Task to complete - Locate the lines where "avatar" occurs and copy them as they stand.

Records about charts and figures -
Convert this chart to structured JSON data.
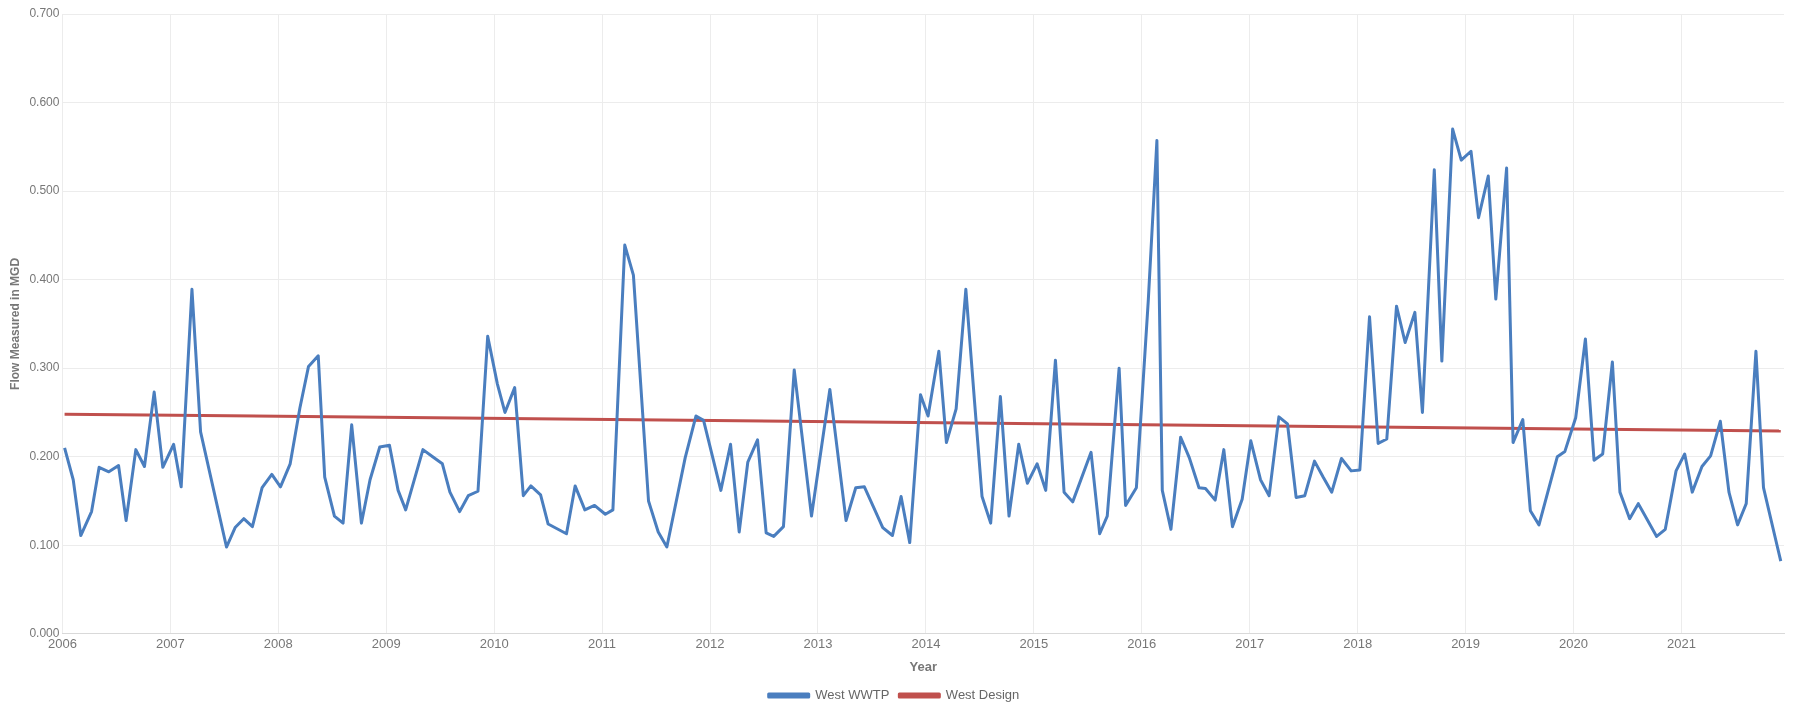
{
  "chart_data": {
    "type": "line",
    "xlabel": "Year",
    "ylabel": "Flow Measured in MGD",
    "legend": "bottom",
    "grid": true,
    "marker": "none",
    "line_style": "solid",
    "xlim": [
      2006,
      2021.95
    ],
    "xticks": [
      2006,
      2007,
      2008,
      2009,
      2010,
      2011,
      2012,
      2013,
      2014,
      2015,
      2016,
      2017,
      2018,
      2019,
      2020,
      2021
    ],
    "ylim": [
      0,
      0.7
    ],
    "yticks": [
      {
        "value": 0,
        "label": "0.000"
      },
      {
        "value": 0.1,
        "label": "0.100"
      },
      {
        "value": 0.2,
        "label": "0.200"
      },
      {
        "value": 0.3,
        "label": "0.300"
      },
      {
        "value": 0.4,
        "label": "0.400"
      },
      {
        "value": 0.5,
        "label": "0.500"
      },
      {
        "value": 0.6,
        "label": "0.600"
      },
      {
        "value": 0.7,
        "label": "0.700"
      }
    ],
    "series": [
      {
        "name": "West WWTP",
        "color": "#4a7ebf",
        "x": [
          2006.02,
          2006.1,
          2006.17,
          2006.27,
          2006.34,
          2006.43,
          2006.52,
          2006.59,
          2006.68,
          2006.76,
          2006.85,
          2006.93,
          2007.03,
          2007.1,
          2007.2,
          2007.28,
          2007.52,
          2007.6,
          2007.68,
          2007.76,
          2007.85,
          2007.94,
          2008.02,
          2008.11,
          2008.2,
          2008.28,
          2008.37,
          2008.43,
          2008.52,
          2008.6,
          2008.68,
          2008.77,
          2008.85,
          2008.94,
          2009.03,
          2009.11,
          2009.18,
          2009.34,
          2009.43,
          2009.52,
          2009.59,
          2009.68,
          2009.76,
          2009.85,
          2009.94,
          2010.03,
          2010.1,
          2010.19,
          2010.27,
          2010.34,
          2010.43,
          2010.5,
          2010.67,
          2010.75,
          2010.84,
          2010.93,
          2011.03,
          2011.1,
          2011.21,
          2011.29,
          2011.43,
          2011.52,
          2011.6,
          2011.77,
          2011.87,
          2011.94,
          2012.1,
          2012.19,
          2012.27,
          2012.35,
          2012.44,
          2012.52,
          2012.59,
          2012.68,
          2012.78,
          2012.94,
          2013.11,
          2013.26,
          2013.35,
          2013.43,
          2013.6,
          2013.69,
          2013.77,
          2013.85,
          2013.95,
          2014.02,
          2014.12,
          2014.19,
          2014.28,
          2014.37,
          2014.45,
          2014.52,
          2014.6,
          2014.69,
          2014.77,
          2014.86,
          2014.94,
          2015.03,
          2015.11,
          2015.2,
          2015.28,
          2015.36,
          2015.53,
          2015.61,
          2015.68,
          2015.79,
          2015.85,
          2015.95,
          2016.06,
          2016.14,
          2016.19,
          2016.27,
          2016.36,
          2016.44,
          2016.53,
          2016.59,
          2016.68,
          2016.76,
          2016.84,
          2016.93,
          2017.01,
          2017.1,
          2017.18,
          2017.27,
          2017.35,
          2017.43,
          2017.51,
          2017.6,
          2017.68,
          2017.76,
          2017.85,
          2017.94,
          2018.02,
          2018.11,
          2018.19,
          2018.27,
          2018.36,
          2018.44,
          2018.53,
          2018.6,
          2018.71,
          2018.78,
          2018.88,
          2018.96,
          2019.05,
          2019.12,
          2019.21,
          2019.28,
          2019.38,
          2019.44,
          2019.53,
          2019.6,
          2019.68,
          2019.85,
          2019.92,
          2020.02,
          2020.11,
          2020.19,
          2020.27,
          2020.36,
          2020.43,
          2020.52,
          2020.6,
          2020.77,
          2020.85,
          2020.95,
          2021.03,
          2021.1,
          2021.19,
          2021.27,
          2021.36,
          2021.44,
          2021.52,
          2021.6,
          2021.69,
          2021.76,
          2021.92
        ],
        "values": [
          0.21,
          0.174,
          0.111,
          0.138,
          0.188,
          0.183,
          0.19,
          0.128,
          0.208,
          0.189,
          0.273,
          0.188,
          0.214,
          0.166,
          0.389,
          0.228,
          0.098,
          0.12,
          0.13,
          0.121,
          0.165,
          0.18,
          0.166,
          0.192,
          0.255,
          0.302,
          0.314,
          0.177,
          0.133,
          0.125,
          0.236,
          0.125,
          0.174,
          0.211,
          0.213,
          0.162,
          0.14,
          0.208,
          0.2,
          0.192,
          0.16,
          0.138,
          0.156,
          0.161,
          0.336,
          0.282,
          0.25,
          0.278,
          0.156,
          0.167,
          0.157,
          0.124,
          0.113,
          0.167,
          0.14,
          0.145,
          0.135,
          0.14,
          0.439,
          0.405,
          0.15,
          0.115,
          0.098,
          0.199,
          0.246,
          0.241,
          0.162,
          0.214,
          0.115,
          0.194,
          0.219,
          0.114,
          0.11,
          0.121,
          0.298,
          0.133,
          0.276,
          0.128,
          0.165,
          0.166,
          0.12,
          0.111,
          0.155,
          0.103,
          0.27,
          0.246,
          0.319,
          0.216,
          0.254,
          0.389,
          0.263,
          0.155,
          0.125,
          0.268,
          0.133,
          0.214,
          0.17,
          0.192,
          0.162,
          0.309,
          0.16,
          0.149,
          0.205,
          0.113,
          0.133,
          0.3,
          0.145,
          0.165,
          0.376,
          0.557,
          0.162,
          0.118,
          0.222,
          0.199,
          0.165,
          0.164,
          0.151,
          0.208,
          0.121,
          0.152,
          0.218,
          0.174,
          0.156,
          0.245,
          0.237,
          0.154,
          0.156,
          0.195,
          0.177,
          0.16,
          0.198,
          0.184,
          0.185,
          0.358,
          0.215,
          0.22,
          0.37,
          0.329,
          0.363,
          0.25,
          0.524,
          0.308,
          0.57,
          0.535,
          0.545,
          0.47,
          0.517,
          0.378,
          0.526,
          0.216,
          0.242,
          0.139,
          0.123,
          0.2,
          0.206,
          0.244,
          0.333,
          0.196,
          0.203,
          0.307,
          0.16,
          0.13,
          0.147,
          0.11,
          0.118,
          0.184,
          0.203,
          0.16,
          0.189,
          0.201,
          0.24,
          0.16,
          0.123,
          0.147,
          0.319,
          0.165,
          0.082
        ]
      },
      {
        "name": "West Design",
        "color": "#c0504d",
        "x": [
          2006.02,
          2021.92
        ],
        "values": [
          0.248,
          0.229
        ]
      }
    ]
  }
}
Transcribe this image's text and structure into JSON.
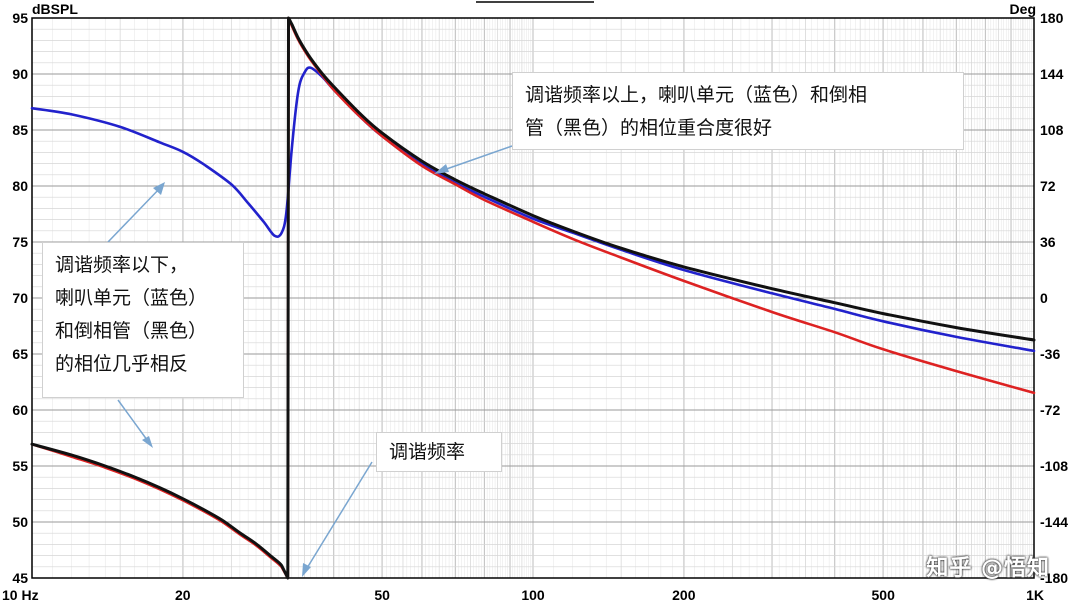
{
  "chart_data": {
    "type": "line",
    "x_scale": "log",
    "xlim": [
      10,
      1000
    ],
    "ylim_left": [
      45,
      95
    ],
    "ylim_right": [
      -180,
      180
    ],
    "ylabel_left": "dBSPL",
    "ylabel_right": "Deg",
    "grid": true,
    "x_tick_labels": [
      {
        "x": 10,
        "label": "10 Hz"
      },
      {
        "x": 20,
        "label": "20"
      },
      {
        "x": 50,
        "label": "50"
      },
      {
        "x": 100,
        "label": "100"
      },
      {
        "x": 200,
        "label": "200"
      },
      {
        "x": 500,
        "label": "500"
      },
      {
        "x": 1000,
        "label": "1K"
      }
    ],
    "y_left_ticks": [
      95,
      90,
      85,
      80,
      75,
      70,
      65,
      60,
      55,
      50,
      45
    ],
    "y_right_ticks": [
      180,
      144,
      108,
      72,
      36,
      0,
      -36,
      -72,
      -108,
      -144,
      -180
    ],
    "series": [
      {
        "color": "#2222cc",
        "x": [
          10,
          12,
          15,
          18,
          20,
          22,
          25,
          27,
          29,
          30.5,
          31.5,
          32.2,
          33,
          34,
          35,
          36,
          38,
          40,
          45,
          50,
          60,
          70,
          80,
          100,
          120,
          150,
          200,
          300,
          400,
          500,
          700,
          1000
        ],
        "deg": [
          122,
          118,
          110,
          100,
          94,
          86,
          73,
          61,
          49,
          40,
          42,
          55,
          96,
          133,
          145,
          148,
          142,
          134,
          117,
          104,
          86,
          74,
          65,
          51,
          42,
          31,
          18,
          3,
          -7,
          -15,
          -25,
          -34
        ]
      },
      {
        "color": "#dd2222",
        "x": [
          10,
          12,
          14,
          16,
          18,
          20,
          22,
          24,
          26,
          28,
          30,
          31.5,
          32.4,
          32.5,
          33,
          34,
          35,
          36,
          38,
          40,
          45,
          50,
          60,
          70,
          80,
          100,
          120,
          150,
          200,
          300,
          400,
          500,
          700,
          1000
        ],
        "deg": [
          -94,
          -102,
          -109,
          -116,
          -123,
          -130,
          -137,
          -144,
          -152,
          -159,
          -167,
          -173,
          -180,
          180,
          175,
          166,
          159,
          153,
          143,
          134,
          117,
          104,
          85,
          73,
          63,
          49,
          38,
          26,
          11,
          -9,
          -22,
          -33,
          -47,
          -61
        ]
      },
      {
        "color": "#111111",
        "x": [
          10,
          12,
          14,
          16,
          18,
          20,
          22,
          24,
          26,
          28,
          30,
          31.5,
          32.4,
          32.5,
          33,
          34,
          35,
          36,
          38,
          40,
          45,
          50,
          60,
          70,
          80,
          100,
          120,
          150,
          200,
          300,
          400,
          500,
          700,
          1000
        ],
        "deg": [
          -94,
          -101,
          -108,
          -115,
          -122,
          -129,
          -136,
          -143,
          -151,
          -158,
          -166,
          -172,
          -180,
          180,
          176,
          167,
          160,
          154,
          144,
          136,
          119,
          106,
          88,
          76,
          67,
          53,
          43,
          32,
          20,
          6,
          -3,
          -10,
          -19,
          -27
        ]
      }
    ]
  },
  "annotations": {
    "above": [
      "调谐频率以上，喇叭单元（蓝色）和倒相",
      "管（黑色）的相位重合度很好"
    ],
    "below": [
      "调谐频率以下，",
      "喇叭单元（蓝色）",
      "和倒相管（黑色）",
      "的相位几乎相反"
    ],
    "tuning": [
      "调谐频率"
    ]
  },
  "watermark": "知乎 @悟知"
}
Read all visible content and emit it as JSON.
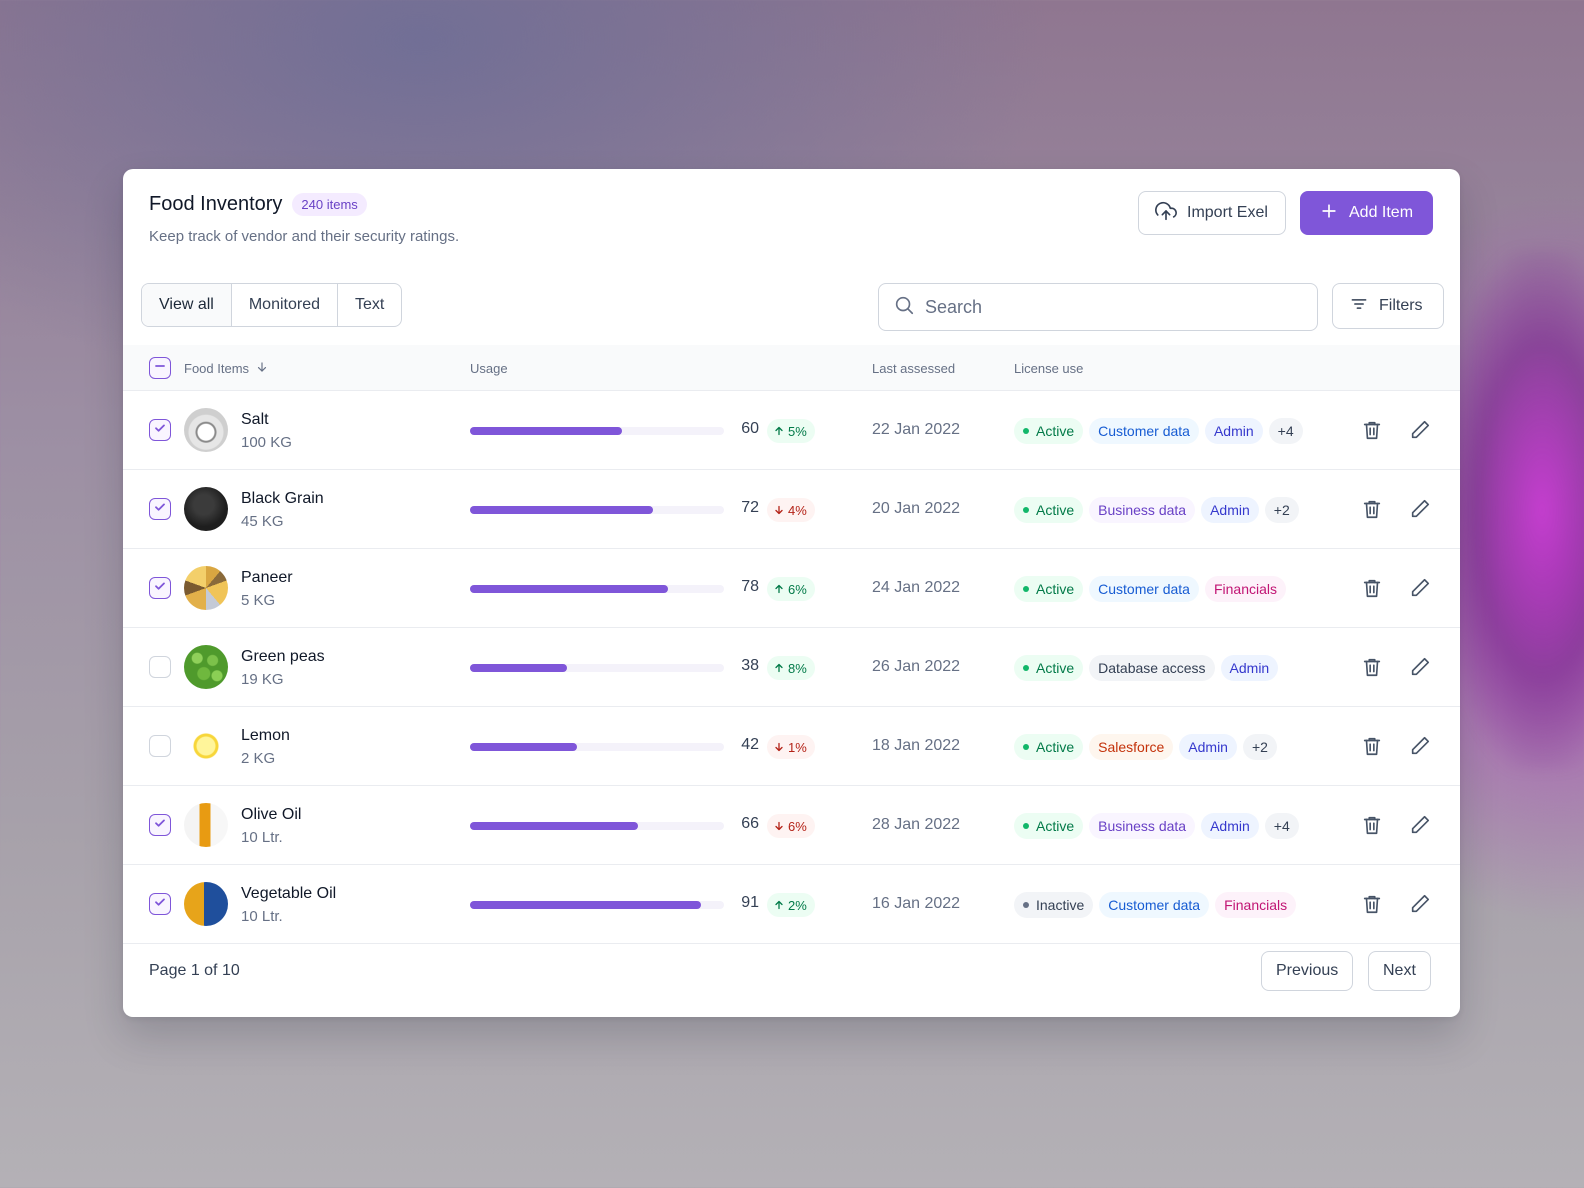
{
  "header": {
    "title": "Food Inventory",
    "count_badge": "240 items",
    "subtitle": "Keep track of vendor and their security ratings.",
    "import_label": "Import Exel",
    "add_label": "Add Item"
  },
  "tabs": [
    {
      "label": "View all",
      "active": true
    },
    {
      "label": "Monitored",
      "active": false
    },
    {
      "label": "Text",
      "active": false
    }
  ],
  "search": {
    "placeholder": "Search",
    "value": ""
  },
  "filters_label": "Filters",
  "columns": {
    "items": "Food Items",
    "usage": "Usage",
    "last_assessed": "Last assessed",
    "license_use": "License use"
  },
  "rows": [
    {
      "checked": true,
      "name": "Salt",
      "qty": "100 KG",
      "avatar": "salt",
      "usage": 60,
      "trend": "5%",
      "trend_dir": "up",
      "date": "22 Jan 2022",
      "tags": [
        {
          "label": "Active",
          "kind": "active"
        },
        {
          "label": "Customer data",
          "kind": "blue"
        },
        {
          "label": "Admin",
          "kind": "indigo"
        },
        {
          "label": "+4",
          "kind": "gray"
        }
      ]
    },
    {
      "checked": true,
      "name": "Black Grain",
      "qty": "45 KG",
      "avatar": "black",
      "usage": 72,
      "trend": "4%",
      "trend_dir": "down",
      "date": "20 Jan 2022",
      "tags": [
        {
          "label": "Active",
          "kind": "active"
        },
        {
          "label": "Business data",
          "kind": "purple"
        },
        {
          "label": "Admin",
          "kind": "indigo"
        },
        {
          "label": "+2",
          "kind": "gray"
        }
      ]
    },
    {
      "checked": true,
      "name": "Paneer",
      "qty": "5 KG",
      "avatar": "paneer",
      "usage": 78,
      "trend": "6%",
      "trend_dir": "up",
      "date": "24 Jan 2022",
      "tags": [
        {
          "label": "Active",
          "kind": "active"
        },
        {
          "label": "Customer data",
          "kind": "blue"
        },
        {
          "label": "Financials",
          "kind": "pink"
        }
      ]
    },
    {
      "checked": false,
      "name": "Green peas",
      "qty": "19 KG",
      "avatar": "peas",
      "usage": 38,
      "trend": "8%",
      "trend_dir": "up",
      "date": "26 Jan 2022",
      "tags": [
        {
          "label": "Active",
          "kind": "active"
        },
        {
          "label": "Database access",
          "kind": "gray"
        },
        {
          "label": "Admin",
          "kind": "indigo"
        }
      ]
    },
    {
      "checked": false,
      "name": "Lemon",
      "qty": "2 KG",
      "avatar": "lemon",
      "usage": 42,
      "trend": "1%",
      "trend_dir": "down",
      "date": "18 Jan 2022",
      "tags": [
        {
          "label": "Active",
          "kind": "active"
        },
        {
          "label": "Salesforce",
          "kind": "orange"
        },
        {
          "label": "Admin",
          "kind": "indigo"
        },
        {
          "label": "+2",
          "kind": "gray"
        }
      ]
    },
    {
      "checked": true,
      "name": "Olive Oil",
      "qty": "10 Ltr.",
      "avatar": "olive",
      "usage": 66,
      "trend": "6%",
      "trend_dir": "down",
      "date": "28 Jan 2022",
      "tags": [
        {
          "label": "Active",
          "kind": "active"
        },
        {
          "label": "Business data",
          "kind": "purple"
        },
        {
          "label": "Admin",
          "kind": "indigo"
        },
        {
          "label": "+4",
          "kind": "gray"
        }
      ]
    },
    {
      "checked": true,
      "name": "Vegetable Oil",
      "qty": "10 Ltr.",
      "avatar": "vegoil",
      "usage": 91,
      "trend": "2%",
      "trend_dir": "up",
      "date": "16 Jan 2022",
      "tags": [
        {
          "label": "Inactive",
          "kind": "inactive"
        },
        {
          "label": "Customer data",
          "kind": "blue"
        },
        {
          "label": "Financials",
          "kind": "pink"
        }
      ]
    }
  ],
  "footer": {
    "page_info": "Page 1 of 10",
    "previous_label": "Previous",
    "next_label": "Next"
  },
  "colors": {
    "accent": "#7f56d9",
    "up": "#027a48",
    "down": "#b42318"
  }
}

Worked solution -
      "avatar": "salt",
      "avatar": "black",
      "avatar": "paneer",
      "avatar": "peas",
      "avatar": "lemon",
      "avatar": "olive",
      "avatar": "vegoil",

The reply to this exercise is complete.